**Required task A:**
Say whether each statement below agrees with the by-election column. Answer yes or no, and quote the deciding words of the column: (i) The prime minister called the vote on the last legally permitted day. (ii) The Conservatives finished fourth in the riding every time. (iii) Lametti resigned his seat on Jan. 25.

**Document text:**

═══

I’m not sure how to feel when I consider that the people of LaSalle-Émard-Verdun, by the time they vote to elect a new Member of Parliament on Sept. 16, will have had no MP for 235 days. Should the rest of us envy them?
David Lametti, the riding’s former MP, can take solace. He must have wondered, until he resigned his seat on Jan. 25, why Justin Trudeau didn’t want him in his cabinet. Now it seems Trudeau was simply in no hurry to have an MP from that part of Montreal at all. Browsing the Canada Elections website, I see that a by-election to replace Lametti could have been held as early as March. In the end, the prime minister waited almost to the last legally-permitted day to call the vote (178 of the 180 available days) and has called the longest campaign possible (50 days versus as few as 36). All of you Liberals clamoring for the PM to do something? Well, you can’t make him.
The Liberals should be able to hold L-E-V, as I’ve decided to call the Verdun riding. Lametti held almost all of his 2015 vote in 2019, and almost all of 2019’s in 2021. The other parties were so far behind that after 2015 they basically stopped spending in the riding. The Bloc, which keeps running second, is the party with the least growth potential: if you’re not already voting Bloc, you’re not likely to vote Bloc. The Conservatives were in fourth place every time. Even if the Liberal vote collapses, it’s likely to go in three different directions. So it’s no wonder the party actually had multiple candidates seeking the riding nomination, just as it’s no wonder the party continues to punish unauthorized ambition by appointing candidates.

═══

**Records for this task:**
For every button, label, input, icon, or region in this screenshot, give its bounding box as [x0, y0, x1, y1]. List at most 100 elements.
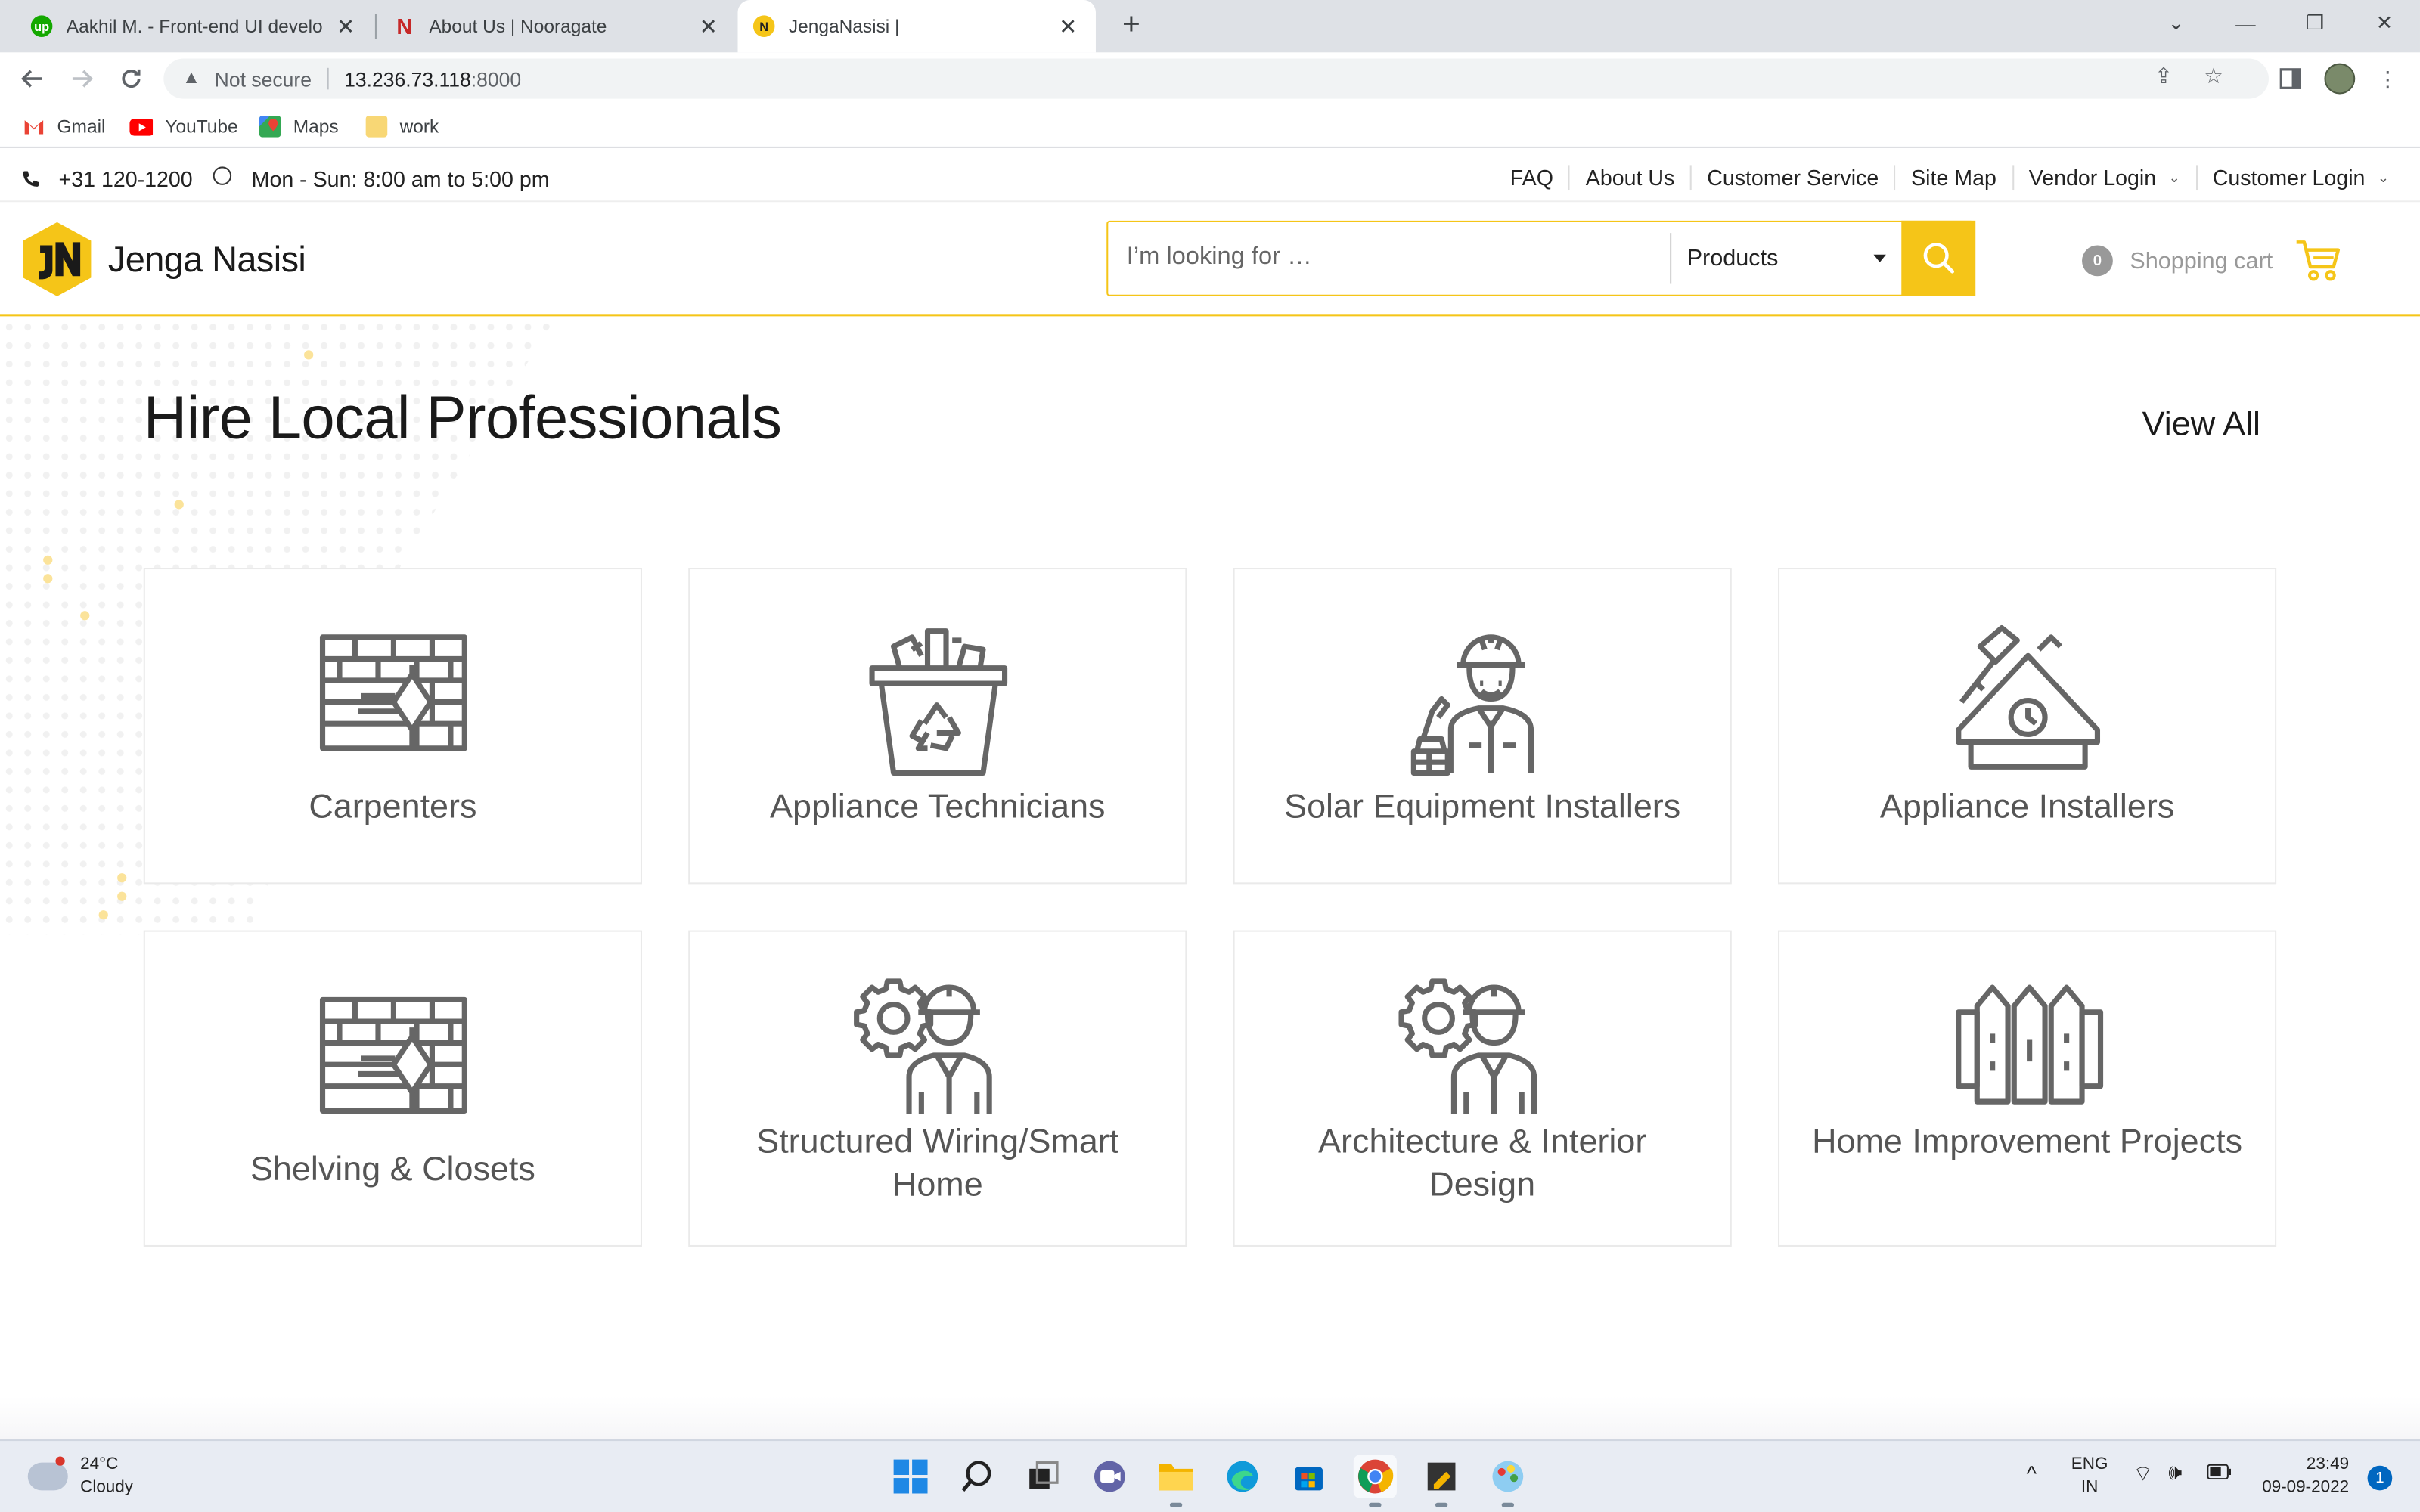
browser-toolbar: ▲ Not secure 13.236.73.118:8000 ⇪ ☆ ⋮ [0, 52, 2420, 105]
notification-badge[interactable]: 1 [2367, 1465, 2393, 1491]
recycle-bin-icon [868, 628, 1007, 776]
browser-tab-strip: up Aakhil M. - Front-end UI develop ✕ N … [0, 0, 2420, 53]
browser-tab-jenganasisi[interactable]: N JengaNasisi | ✕ [737, 0, 1096, 53]
forward-arrow-icon[interactable] [64, 60, 101, 98]
construction-worker-icon [1410, 634, 1534, 776]
clock-icon [213, 166, 232, 185]
category-card-home-improvement-projects[interactable]: Home Improvement Projects [1778, 930, 2277, 1247]
jenga-nasisi-logo-icon [23, 222, 92, 296]
bookmark-folder-work[interactable]: work [365, 114, 439, 139]
chrome-menu-icon[interactable]: ⋮ [2369, 60, 2406, 98]
share-icon[interactable]: ⇪ [2155, 64, 2173, 90]
category-card-carpenters[interactable]: Carpenters [143, 568, 642, 885]
wifi-icon[interactable]: ⌔ [2133, 1462, 2153, 1486]
battery-icon[interactable] [2207, 1464, 2232, 1488]
jenga-nasisi-icon: N [752, 15, 775, 37]
phone-contact[interactable]: +31 120-1200 [22, 166, 193, 191]
cloudy-weather-icon [27, 1456, 68, 1491]
search-icon[interactable] [955, 1455, 998, 1498]
site-topbar: +31 120-1200 Mon - Sun: 8:00 am to 5:00 … [0, 156, 2420, 203]
search-icon [1922, 243, 1954, 274]
faq-link[interactable]: FAQ [1494, 165, 1568, 190]
category-card-architecture-interior-design[interactable]: Architecture & Interior Design [1233, 930, 1732, 1247]
address-bar[interactable]: ▲ Not secure 13.236.73.118:8000 ⇪ ☆ [163, 58, 2269, 99]
security-label[interactable]: Not secure [215, 68, 312, 91]
fence-icon [1955, 984, 2103, 1105]
topbar-links: FAQ About Us Customer Service Site Map V… [1494, 165, 2404, 191]
chevron-down-icon: ⌄ [2168, 169, 2180, 184]
search-input[interactable] [1108, 222, 1671, 293]
volume-icon[interactable]: 🕪 [2168, 1461, 2182, 1485]
category-card-appliance-installers[interactable]: Appliance Installers [1778, 568, 2277, 885]
bookmark-maps[interactable]: Maps [259, 114, 339, 139]
browser-tab-nooragate[interactable]: N About Us | Nooragate ✕ [378, 0, 736, 52]
sticky-notes-icon[interactable] [1420, 1455, 1463, 1507]
customer-service-link[interactable]: Customer Service [1689, 165, 1894, 191]
close-window-button[interactable]: ✕ [2349, 0, 2420, 46]
restore-button[interactable]: ❐ [2279, 0, 2350, 46]
cart-icon [2295, 240, 2340, 281]
back-arrow-icon[interactable] [14, 60, 51, 98]
bookmarks-bar: Gmail YouTube Maps work [0, 104, 2420, 148]
customer-login-dropdown[interactable]: Customer Login ⌄ [2195, 165, 2404, 191]
bookmark-youtube[interactable]: YouTube [128, 114, 238, 139]
minimize-button[interactable]: — [2210, 0, 2281, 46]
caret-down-icon [1873, 254, 1886, 262]
chevron-down-icon: ⌄ [2377, 169, 2390, 184]
maps-icon [259, 116, 281, 138]
close-tab-icon[interactable]: ✕ [334, 13, 358, 39]
vendor-login-dropdown[interactable]: Vendor Login ⌄ [2012, 165, 2195, 191]
search-bar: Products [1106, 219, 1975, 296]
reload-icon[interactable] [113, 60, 150, 98]
close-tab-icon[interactable]: ✕ [696, 13, 721, 39]
gmail-icon [24, 120, 44, 135]
upwork-icon: up [30, 15, 53, 37]
browser-tab-upwork[interactable]: up Aakhil M. - Front-end UI develop ✕ [15, 0, 373, 52]
show-hidden-icons-chevron[interactable]: ^ [2027, 1462, 2037, 1486]
house-hammer-icon [1955, 625, 2099, 770]
site-logo[interactable]: Jenga Nasisi [22, 221, 306, 298]
category-card-shelving-closets[interactable]: Shelving & Closets [143, 930, 642, 1247]
folder-icon [365, 116, 388, 138]
search-category-select[interactable]: Products [1670, 233, 1901, 284]
site-map-link[interactable]: Site Map [1894, 165, 2012, 191]
new-tab-button[interactable]: + [1118, 6, 1146, 43]
category-card-structured-wiring-smart-home[interactable]: Structured Wiring/Smart Home [688, 930, 1187, 1247]
paint-app-icon[interactable] [1486, 1455, 1529, 1507]
cart-count-badge: 0 [2082, 245, 2113, 277]
section-title: Hire Local Professionals [143, 386, 782, 452]
engineer-gear-icon [853, 978, 991, 1114]
profile-avatar[interactable] [2324, 63, 2356, 94]
brick-wall-trowel-icon [318, 996, 467, 1114]
windows-taskbar: 24°C Cloudy ^ ENG IN ⌔ 🕪 23:49 09-09-202… [0, 1439, 2420, 1512]
file-explorer-icon[interactable] [1155, 1455, 1198, 1507]
microsoft-store-icon[interactable] [1287, 1455, 1330, 1498]
windows-start-icon[interactable] [889, 1455, 932, 1498]
category-card-solar-equipment-installers[interactable]: Solar Equipment Installers [1233, 568, 1732, 885]
site-header: Jenga Nasisi Products 0 Shopping cart [0, 202, 2420, 317]
youtube-icon [129, 119, 154, 136]
close-tab-icon[interactable]: ✕ [1056, 13, 1081, 39]
chrome-icon[interactable] [1353, 1455, 1397, 1507]
warning-triangle-icon: ▲ [182, 66, 201, 88]
chat-icon[interactable] [1088, 1455, 1131, 1498]
tab-search-chevron-icon[interactable]: ⌄ [2141, 0, 2212, 46]
language-indicator[interactable]: ENG IN [2071, 1453, 2108, 1499]
category-card-appliance-technicians[interactable]: Appliance Technicians [688, 568, 1187, 885]
phone-icon [23, 171, 39, 187]
shopping-cart[interactable]: 0 Shopping cart [2082, 239, 2341, 282]
brick-wall-trowel-icon [318, 634, 467, 751]
about-us-link[interactable]: About Us [1568, 165, 1689, 191]
edge-browser-icon[interactable] [1221, 1455, 1264, 1498]
clock[interactable]: 23:49 09-09-2022 [2250, 1453, 2349, 1499]
task-view-icon[interactable] [1022, 1455, 1065, 1498]
bookmark-star-icon[interactable]: ☆ [2204, 64, 2223, 90]
view-all-link[interactable]: View All [2142, 404, 2260, 445]
search-button[interactable] [1900, 219, 1975, 296]
url-text[interactable]: 13.236.73.118:8000 [344, 68, 521, 91]
bookmark-gmail[interactable]: Gmail [23, 114, 106, 139]
side-panel-icon[interactable] [2272, 60, 2309, 98]
weather-widget[interactable]: 24°C Cloudy [27, 1453, 133, 1499]
nooragate-icon: N [396, 14, 413, 39]
engineer-gear-icon [1398, 978, 1537, 1114]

═══

**Required task B:**
Rewrite the rows from the line with "browser-toolbar: ▲ Not" up to and including the line with "browser-tab-jenganasisi[interactable]: N JengaNasisi". Replace "recycle-bin-icon" with "trash-can-icon" and leave everything else unchanged.

**Full solution A:**
(i) No: "waited almost to the last legally-permitted day to call the vote (178 of the 180 available days)"
(ii) Yes: "The Conservatives were in fourth place every time."
(iii) Yes: "until he resigned his seat on Jan. 25"

**Full solution B:**
browser-toolbar: ▲ Not secure 13.236.73.118:8000 ⇪ ☆ ⋮ [0, 52, 2420, 105]
notification-badge[interactable]: 1 [2367, 1465, 2393, 1491]
trash-can-icon [868, 628, 1007, 776]
browser-tab-strip: up Aakhil M. - Front-end UI develop ✕ N … [0, 0, 2420, 53]
browser-tab-jenganasisi[interactable]: N JengaNasisi | ✕ [737, 0, 1096, 53]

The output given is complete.